WHAT IS EXPECTED — Images should be left out, and everything else in the listing reproduced exactly.

>> Begin SUPPLIED ENTRIES

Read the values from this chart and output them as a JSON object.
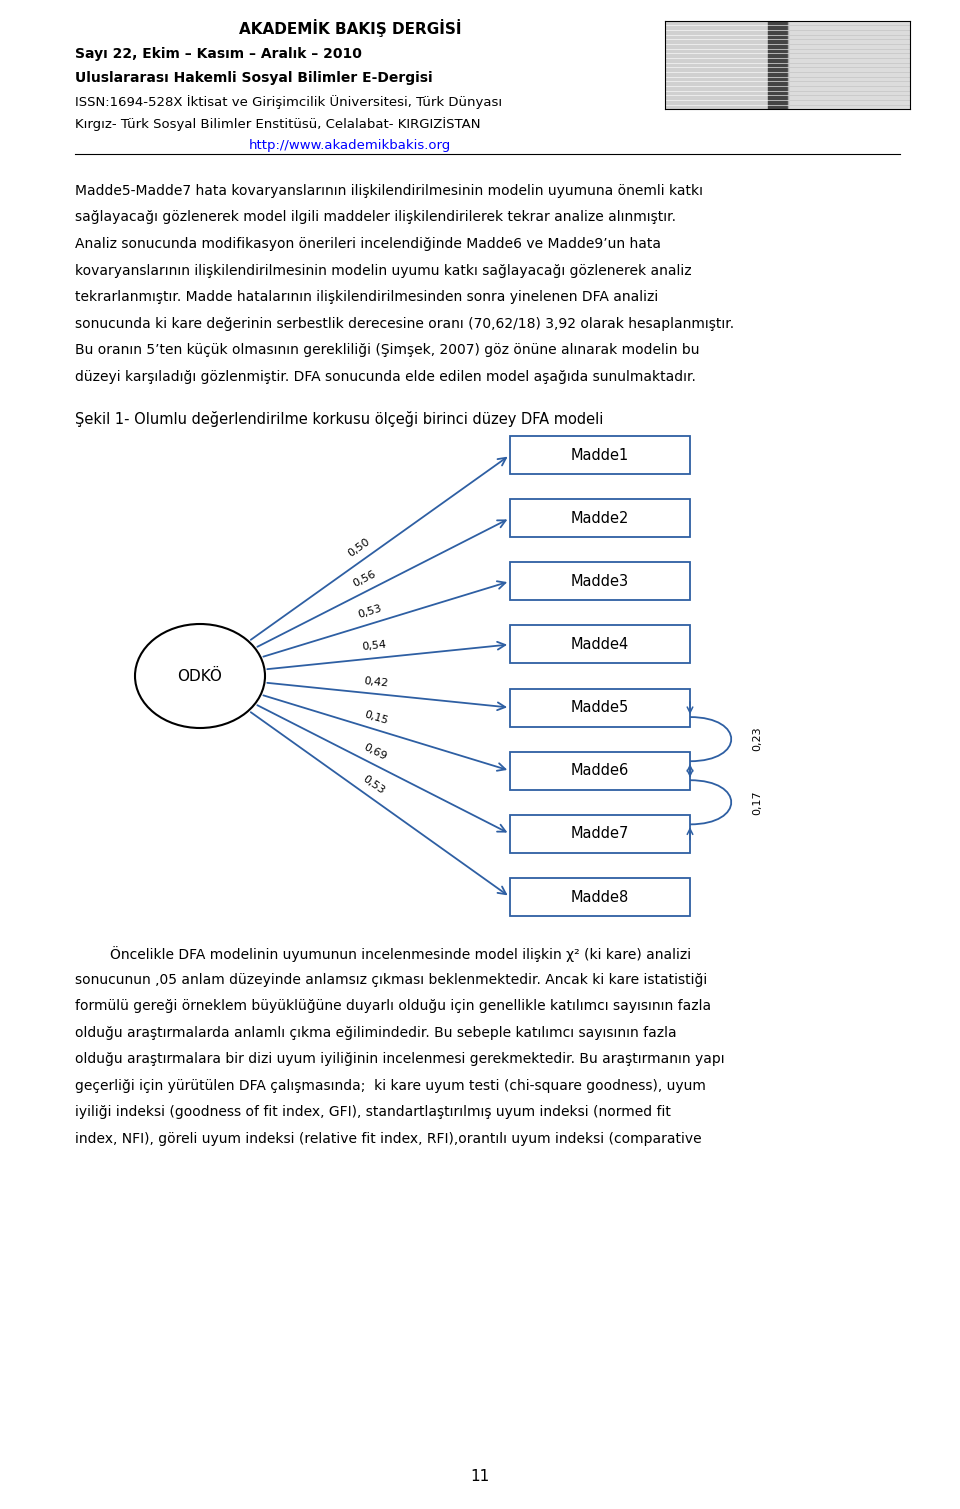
{
  "page_width": 9.6,
  "page_height": 15.09,
  "background_color": "#ffffff",
  "header": {
    "title": "AKADEMİK BAKIŞ DERGİSİ",
    "line2": "Sayı 22, Ekim – Kasım – Aralık – 2010",
    "line3": "Uluslararası Hakemli Sosyal Bilimler E-Dergisi",
    "line4": "ISSN:1694-528X İktisat ve Girişimcilik Üniversitesi, Türk Dünyası",
    "line5": "Kırgız- Türk Sosyal Bilimler Enstitüsü, Celalabat- KIRGIZİSTAN",
    "line6": "http://www.akademikbakis.org"
  },
  "body_paragraphs": [
    "        Madde5-Madde7 hata kovaryanslarının ilişkilendirilmesinin modelin uyumuna önemli katkı sağlayacağı gözlenerek model ilgili maddeler ilişkilendirilerek tekrar analize alınmıştır. Analiz sonucunda modifikasyon önerileri incelendiğinde Madde6 ve Madde9’un hata kovaryanslarının ilişkilendirilmesinin modelin uyumu katkı sağlayacağı gözlenerek analiz tekrarlanmıştır. Madde hatalarının ilişkilendirilmesinden sonra yinelenen DFA analizi sonucunda ki kare değerinin serbestlik derecesine oranı (70,62/18) 3,92 olarak hesaplanmıştır. Bu oranın 5’ten küçük olmasının gerekliliği (Şimşek, 2007) göz önüne alınarak modelin bu düzeyi karşıladığı gözlenmiştir. DFA sonucunda elde edilen model aşağıda sunulmaktadır."
  ],
  "figure_caption": "Şekil 1- Olumlu değerlendirilme korkusu ölçeği birinci düzey DFA modeli",
  "diagram": {
    "latent_var": "ODKÖ",
    "items": [
      "Madde1",
      "Madde2",
      "Madde3",
      "Madde4",
      "Madde5",
      "Madde6",
      "Madde7",
      "Madde8"
    ],
    "loadings": [
      "0,50",
      "0,56",
      "0,53",
      "0,54",
      "0,42",
      "0,15",
      "0,69",
      "0,53"
    ],
    "covariance_madde5_madde6": "0,23",
    "covariance_madde6_madde7": "0,17",
    "arrow_color": "#2E5FA3",
    "box_edge_color": "#2E5FA3"
  },
  "bottom_text_lines": [
    "        Öncelikle DFA modelinin uyumunun incelenmesinde model ilişkin χ² (ki kare) analizi",
    "sonucunun ,05 anlam düzeyinde anlamsız çıkması beklenmektedir. Ancak ki kare istatistiği",
    "formülü gereği örneklem büyüklüğüne duyarlı olduğu için genellikle katılımcı sayısının fazla",
    "olduğu araştırmalarda anlamlı çıkma eğilimindedir. Bu sebeple katılımcı sayısının fazla",
    "olduğu araştırmalara bir dizi uyum iyiliğinin incelenmesi gerekmektedir. Bu araştırmanın yapı",
    "geçerliği için yürütülen DFA çalışmasında;  ki kare uyum testi (chi-square goodness), uyum",
    "iyiliği indeksi (goodness of fit index, GFI), standartlaştırılmış uyum indeksi (normed fit",
    "index, NFI), göreli uyum indeksi (relative fit index, RFI),orantılı uyum indeksi (comparative"
  ],
  "page_number": "11"
}
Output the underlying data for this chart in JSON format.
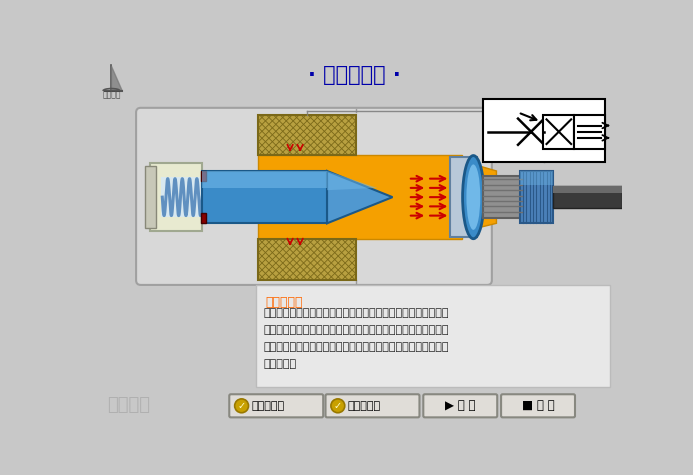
{
  "title": "· 排气节流阀 ·",
  "title_color": "#0000AA",
  "bg_color": "#C8C8C8",
  "func_title": "功能说明：",
  "func_title_color": "#FF6600",
  "func_text_line1": "气体从进气口进入阀内，由节流口节流后经消声器排出，因而，",
  "func_text_line2": "排气节流阀不仅能调节执行元件的运动速度，还能起到降低噪声",
  "func_text_line3": "的作用。调节螺钉可以调节节流阀阀面积，及可以调节排气口出",
  "func_text_line4": "口量大小。",
  "logo_text1": "达岸教育",
  "logo_text2": "机工教育",
  "btn1": "节流口减小",
  "btn2": "节流口增大",
  "btn3": "播 放",
  "btn4": "复 位",
  "silencer_color": "#B8A040",
  "silencer_edge": "#7A6818",
  "orange_fill": "#F5A000",
  "orange_dark": "#CC8800",
  "blue_body": "#3A8BC8",
  "blue_light": "#70B8E8",
  "blue_mid": "#5098D0",
  "spring_color": "#6090C0",
  "spring_bg": "#D8E8F0",
  "housing_fill": "#D8D8D8",
  "housing_edge": "#A0A0A0",
  "left_cap_fill": "#E8EAD0",
  "left_end_fill": "#C8C8B8",
  "dark_stopper": "#880000",
  "screw_fill": "#909090",
  "knob_fill": "#4A80B8",
  "knob_edge": "#2A5888",
  "pipe_fill": "#3A3A3A",
  "pipe_light": "#6A6A6A",
  "arrow_color": "#CC0000",
  "sym_bg": "#FFFFFF",
  "text_box_fill": "#E8E8E8",
  "text_box_edge": "#BBBBBB",
  "btn_fill": "#E0DDD8",
  "btn_edge": "#888880",
  "gold_fill": "#C8A000",
  "gold_edge": "#987800"
}
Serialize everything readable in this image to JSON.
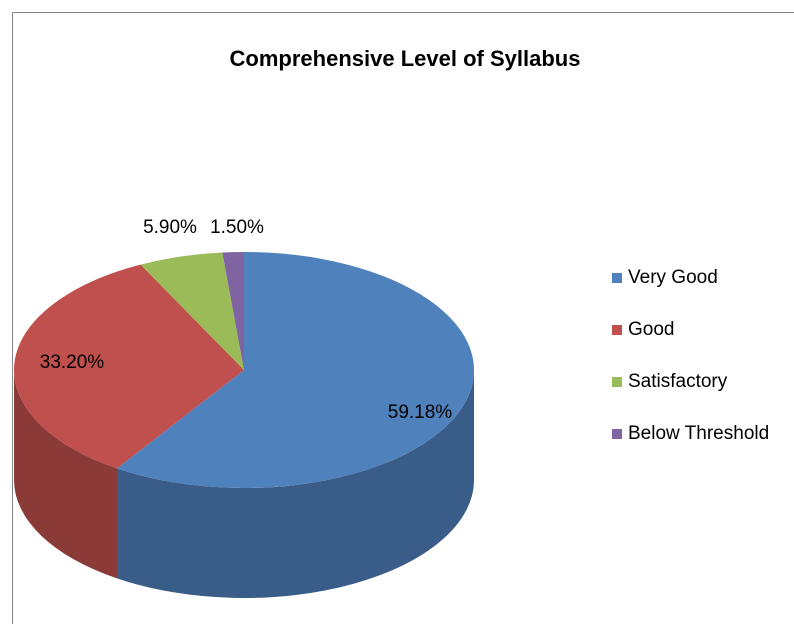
{
  "chart_data": {
    "type": "pie",
    "title": "Comprehensive Level of Syllabus",
    "categories": [
      "Very Good",
      "Good",
      "Satisfactory",
      "Below Threshold"
    ],
    "values": [
      59.18,
      33.2,
      5.9,
      1.5
    ],
    "value_labels": [
      "59.18%",
      "33.20%",
      "5.90%",
      "1.50%"
    ],
    "colors": [
      "#4f81bd",
      "#c0504d",
      "#9bbb59",
      "#8064a2"
    ],
    "legend": "right"
  }
}
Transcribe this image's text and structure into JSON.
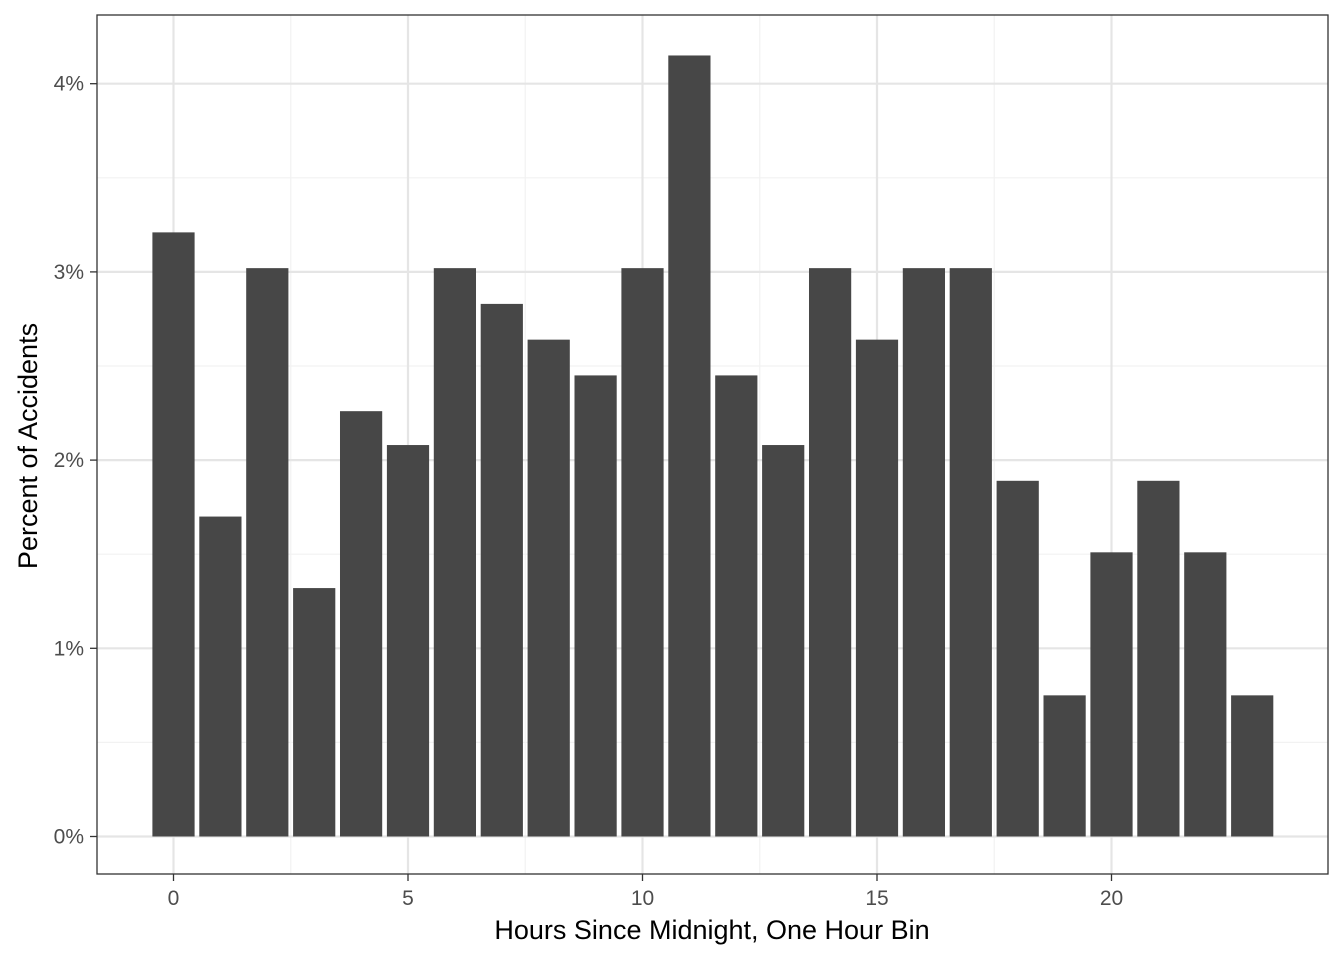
{
  "chart_data": {
    "type": "bar",
    "title": "",
    "xlabel": "Hours Since Midnight, One Hour Bin",
    "ylabel": "Percent of Accidents",
    "x": [
      0,
      1,
      2,
      3,
      4,
      5,
      6,
      7,
      8,
      9,
      10,
      11,
      12,
      13,
      14,
      15,
      16,
      17,
      18,
      19,
      20,
      21,
      22,
      23
    ],
    "values": [
      3.21,
      1.7,
      3.02,
      1.32,
      2.26,
      2.08,
      3.02,
      2.83,
      2.64,
      2.45,
      3.02,
      4.15,
      2.45,
      2.08,
      3.02,
      2.64,
      3.02,
      3.02,
      1.89,
      0.75,
      1.51,
      1.89,
      1.51,
      0.75
    ],
    "xlim": [
      -0.5,
      23.5
    ],
    "ylim": [
      0,
      4.15
    ],
    "x_ticks": [
      0,
      5,
      10,
      15,
      20
    ],
    "x_tick_labels": [
      "0",
      "5",
      "10",
      "15",
      "20"
    ],
    "y_ticks": [
      0,
      1,
      2,
      3,
      4
    ],
    "y_tick_labels": [
      "0%",
      "1%",
      "2%",
      "3%",
      "4%"
    ],
    "grid": true,
    "legend": "none",
    "colors": {
      "bar": "#474747",
      "grid_major": "#e5e5e5",
      "grid_minor": "#f2f2f2",
      "panel_border": "#333333"
    }
  }
}
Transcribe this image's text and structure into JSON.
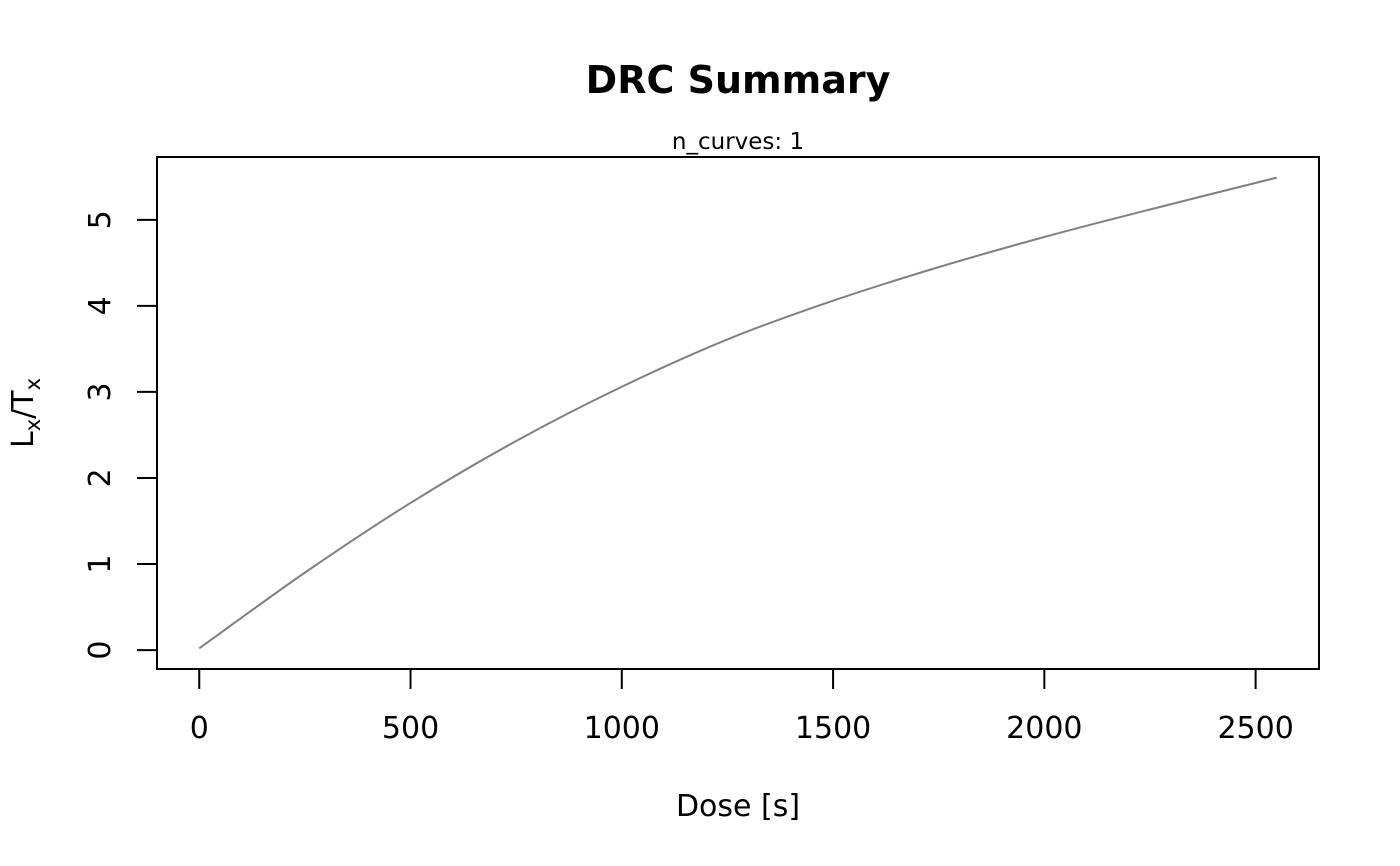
{
  "chart_data": {
    "type": "line",
    "title": "DRC Summary",
    "subtitle": "n_curves: 1",
    "xlabel": "Dose [s]",
    "ylabel": {
      "main_1": "L",
      "sub_1": "x",
      "main_2": "/T",
      "sub_2": "x"
    },
    "xlim": [
      -100,
      2650
    ],
    "ylim": [
      -0.22,
      5.73
    ],
    "xticks": [
      0,
      500,
      1000,
      1500,
      2000,
      2500
    ],
    "yticks": [
      0,
      1,
      2,
      3,
      4,
      5
    ],
    "grid": false,
    "series": [
      {
        "color": "#808080",
        "x": [
          0,
          250,
          500,
          750,
          1000,
          1250,
          1500,
          1750,
          2000,
          2250,
          2550
        ],
        "y": [
          0.02,
          0.9,
          1.71,
          2.43,
          3.06,
          3.61,
          4.06,
          4.45,
          4.8,
          5.12,
          5.49
        ]
      }
    ]
  }
}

>> End SUPPLIED ENTRIES

THE ANSWER —
Read the values from this chart and output them as a JSON object.
{
  "page_width": 9.6,
  "page_height": 15.09,
  "background_color": "#ffffff",
  "header": {
    "title": "AKADEMİK BAKIŞ DERGİSİ",
    "line2": "Sayı 22, Ekim – Kasım – Aralık – 2010",
    "line3": "Uluslararası Hakemli Sosyal Bilimler E-Dergisi",
    "line4": "ISSN:1694-528X İktisat ve Girişimcilik Üniversitesi, Türk Dünyası",
    "line5": "Kırgız- Türk Sosyal Bilimler Enstitüsü, Celalabat- KIRGIZİSTAN",
    "line6": "http://www.akademikbakis.org"
  },
  "body_paragraphs": [
    "        Madde5-Madde7 hata kovaryanslarının ilişkilendirilmesinin modelin uyumuna önemli katkı sağlayacağı gözlenerek model ilgili maddeler ilişkilendirilerek tekrar analize alınmıştır. Analiz sonucunda modifikasyon önerileri incelendiğinde Madde6 ve Madde9’un hata kovaryanslarının ilişkilendirilmesinin modelin uyumu katkı sağlayacağı gözlenerek analiz tekrarlanmıştır. Madde hatalarının ilişkilendirilmesinden sonra yinelenen DFA analizi sonucunda ki kare değerinin serbestlik derecesine oranı (70,62/18) 3,92 olarak hesaplanmıştır. Bu oranın 5’ten küçük olmasının gerekliliği (Şimşek, 2007) göz önüne alınarak modelin bu düzeyi karşıladığı gözlenmiştir. DFA sonucunda elde edilen model aşağıda sunulmaktadır."
  ],
  "figure_caption": "Şekil 1- Olumlu değerlendirilme korkusu ölçeği birinci düzey DFA modeli",
  "diagram": {
    "latent_var": "ODKÖ",
    "items": [
      "Madde1",
      "Madde2",
      "Madde3",
      "Madde4",
      "Madde5",
      "Madde6",
      "Madde7",
      "Madde8"
    ],
    "loadings": [
      "0,50",
      "0,56",
      "0,53",
      "0,54",
      "0,42",
      "0,15",
      "0,69",
      "0,53"
    ],
    "covariance_madde5_madde6": "0,23",
    "covariance_madde6_madde7": "0,17",
    "arrow_color": "#2E5FA3",
    "box_edge_color": "#2E5FA3"
  },
  "bottom_text_lines": [
    "        Öncelikle DFA modelinin uyumunun incelenmesinde model ilişkin χ² (ki kare) analizi",
    "sonucunun ,05 anlam düzeyinde anlamsız çıkması beklenmektedir. Ancak ki kare istatistiği",
    "formülü gereği örneklem büyüklüğüne duyarlı olduğu için genellikle katılımcı sayısının fazla",
    "olduğu araştırmalarda anlamlı çıkma eğilimindedir. Bu sebeple katılımcı sayısının fazla",
    "olduğu araştırmalara bir dizi uyum iyiliğinin incelenmesi gerekmektedir. Bu araştırmanın yapı",
    "geçerliği için yürütülen DFA çalışmasında;  ki kare uyum testi (chi-square goodness), uyum",
    "iyiliği indeksi (goodness of fit index, GFI), standartlaştırılmış uyum indeksi (normed fit",
    "index, NFI), göreli uyum indeksi (relative fit index, RFI),orantılı uyum indeksi (comparative"
  ],
  "page_number": "11"
}
Output the underlying data for this chart in JSON format.
{
  "title": "· 排气节流阀 ·",
  "title_color": "#0000AA",
  "bg_color": "#C8C8C8",
  "func_title": "功能说明：",
  "func_title_color": "#FF6600",
  "func_text_line1": "气体从进气口进入阀内，由节流口节流后经消声器排出，因而，",
  "func_text_line2": "排气节流阀不仅能调节执行元件的运动速度，还能起到降低噪声",
  "func_text_line3": "的作用。调节螺钉可以调节节流阀阀面积，及可以调节排气口出",
  "func_text_line4": "口量大小。",
  "logo_text1": "达岸教育",
  "logo_text2": "机工教育",
  "btn1": "节流口减小",
  "btn2": "节流口增大",
  "btn3": "播 放",
  "btn4": "复 位",
  "silencer_color": "#B8A040",
  "silencer_edge": "#7A6818",
  "orange_fill": "#F5A000",
  "orange_dark": "#CC8800",
  "blue_body": "#3A8BC8",
  "blue_light": "#70B8E8",
  "blue_mid": "#5098D0",
  "spring_color": "#6090C0",
  "spring_bg": "#D8E8F0",
  "housing_fill": "#D8D8D8",
  "housing_edge": "#A0A0A0",
  "left_cap_fill": "#E8EAD0",
  "left_end_fill": "#C8C8B8",
  "dark_stopper": "#880000",
  "screw_fill": "#909090",
  "knob_fill": "#4A80B8",
  "knob_edge": "#2A5888",
  "pipe_fill": "#3A3A3A",
  "pipe_light": "#6A6A6A",
  "arrow_color": "#CC0000",
  "sym_bg": "#FFFFFF",
  "text_box_fill": "#E8E8E8",
  "text_box_edge": "#BBBBBB",
  "btn_fill": "#E0DDD8",
  "btn_edge": "#888880",
  "gold_fill": "#C8A000",
  "gold_edge": "#987800"
}
Serialize everything readable in this image to JSON.
{
  "chart_data": {
    "type": "pie",
    "title": "Comprehensive Level of Syllabus",
    "categories": [
      "Very Good",
      "Good",
      "Satisfactory",
      "Below Threshold"
    ],
    "values": [
      59.18,
      33.2,
      5.9,
      1.5
    ],
    "value_labels": [
      "59.18%",
      "33.20%",
      "5.90%",
      "1.50%"
    ],
    "colors": [
      "#4f81bd",
      "#c0504d",
      "#9bbb59",
      "#8064a2"
    ],
    "legend": "right"
  }
}
Transcribe this image's text and structure into JSON.
{
  "chart_data": {
    "type": "bar",
    "title": "",
    "xlabel": "Hours Since Midnight, One Hour Bin",
    "ylabel": "Percent of Accidents",
    "x": [
      0,
      1,
      2,
      3,
      4,
      5,
      6,
      7,
      8,
      9,
      10,
      11,
      12,
      13,
      14,
      15,
      16,
      17,
      18,
      19,
      20,
      21,
      22,
      23
    ],
    "values": [
      3.21,
      1.7,
      3.02,
      1.32,
      2.26,
      2.08,
      3.02,
      2.83,
      2.64,
      2.45,
      3.02,
      4.15,
      2.45,
      2.08,
      3.02,
      2.64,
      3.02,
      3.02,
      1.89,
      0.75,
      1.51,
      1.89,
      1.51,
      0.75
    ],
    "xlim": [
      -0.5,
      23.5
    ],
    "ylim": [
      0,
      4.15
    ],
    "x_ticks": [
      0,
      5,
      10,
      15,
      20
    ],
    "x_tick_labels": [
      "0",
      "5",
      "10",
      "15",
      "20"
    ],
    "y_ticks": [
      0,
      1,
      2,
      3,
      4
    ],
    "y_tick_labels": [
      "0%",
      "1%",
      "2%",
      "3%",
      "4%"
    ],
    "grid": true,
    "legend": "none",
    "colors": {
      "bar": "#474747",
      "grid_major": "#e5e5e5",
      "grid_minor": "#f2f2f2",
      "panel_border": "#333333"
    }
  }
}
Transcribe this image's text and structure into JSON.
{
  "chart_data": {
    "type": "line",
    "title": "DRC Summary",
    "subtitle": "n_curves: 1",
    "xlabel": "Dose [s]",
    "ylabel": {
      "main_1": "L",
      "sub_1": "x",
      "main_2": "/T",
      "sub_2": "x"
    },
    "xlim": [
      -100,
      2650
    ],
    "ylim": [
      -0.22,
      5.73
    ],
    "xticks": [
      0,
      500,
      1000,
      1500,
      2000,
      2500
    ],
    "yticks": [
      0,
      1,
      2,
      3,
      4,
      5
    ],
    "grid": false,
    "series": [
      {
        "color": "#808080",
        "x": [
          0,
          250,
          500,
          750,
          1000,
          1250,
          1500,
          1750,
          2000,
          2250,
          2550
        ],
        "y": [
          0.02,
          0.9,
          1.71,
          2.43,
          3.06,
          3.61,
          4.06,
          4.45,
          4.8,
          5.12,
          5.49
        ]
      }
    ]
  }
}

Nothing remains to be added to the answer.